SHORT EXERCISE:
Retype the material that follows, keeping every word as it is.

DATASET CONTENT:

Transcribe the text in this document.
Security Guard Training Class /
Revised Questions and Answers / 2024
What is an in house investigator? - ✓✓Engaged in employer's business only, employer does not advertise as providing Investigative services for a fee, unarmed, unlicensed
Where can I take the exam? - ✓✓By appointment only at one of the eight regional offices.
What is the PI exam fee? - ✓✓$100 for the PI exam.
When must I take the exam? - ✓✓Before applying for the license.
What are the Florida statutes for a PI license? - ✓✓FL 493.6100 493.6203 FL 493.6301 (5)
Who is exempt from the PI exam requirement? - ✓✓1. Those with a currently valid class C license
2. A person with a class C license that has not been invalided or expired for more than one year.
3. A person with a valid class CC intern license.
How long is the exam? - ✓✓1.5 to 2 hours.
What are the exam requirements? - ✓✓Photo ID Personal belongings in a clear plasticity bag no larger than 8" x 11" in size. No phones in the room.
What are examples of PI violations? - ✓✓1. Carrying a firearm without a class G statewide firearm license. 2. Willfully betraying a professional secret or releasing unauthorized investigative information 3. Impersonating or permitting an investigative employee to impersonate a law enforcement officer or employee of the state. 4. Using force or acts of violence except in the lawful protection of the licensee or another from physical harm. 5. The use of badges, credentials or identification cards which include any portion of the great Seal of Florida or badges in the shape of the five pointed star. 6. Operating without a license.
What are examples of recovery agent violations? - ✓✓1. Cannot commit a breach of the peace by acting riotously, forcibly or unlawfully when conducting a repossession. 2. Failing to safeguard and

THE REPLY:
Transcribe the text in this document.
Security Guard Training Class /
Revised Questions and Answers / 2024
What is an in house investigator? - ✓✓Engaged in employer's business only, employer does not advertise as providing Investigative services for a fee, unarmed, unlicensed
Where can I take the exam? - ✓✓By appointment only at one of the eight regional offices.
What is the PI exam fee? - ✓✓$100 for the PI exam.
When must I take the exam? - ✓✓Before applying for the license.
What are the Florida statutes for a PI license? - ✓✓FL 493.6100 493.6203 FL 493.6301 (5)
Who is exempt from the PI exam requirement? - ✓✓1. Those with a currently valid class C license
2. A person with a class C license that has not been invalided or expired for more than one year.
3. A person with a valid class CC intern license.
How long is the exam? - ✓✓1.5 to 2 hours.
What are the exam requirements? - ✓✓Photo ID Personal belongings in a clear plasticity bag no larger than 8" x 11" in size. No phones in the room.
What are examples of PI violations? - ✓✓1. Carrying a firearm without a class G statewide firearm license. 2. Willfully betraying a professional secret or releasing unauthorized investigative information 3. Impersonating or permitting an investigative employee to impersonate a law enforcement officer or employee of the state. 4. Using force or acts of violence except in the lawful protection of the licensee or another from physical harm. 5. The use of badges, credentials or identification cards which include any portion of the great Seal of Florida or badges in the shape of the five pointed star. 6. Operating without a license.
What are examples of recovery agent violations? - ✓✓1. Cannot commit a breach of the peace by acting riotously, forcibly or unlawfully when conducting a repossession. 2. Failing to safeguard and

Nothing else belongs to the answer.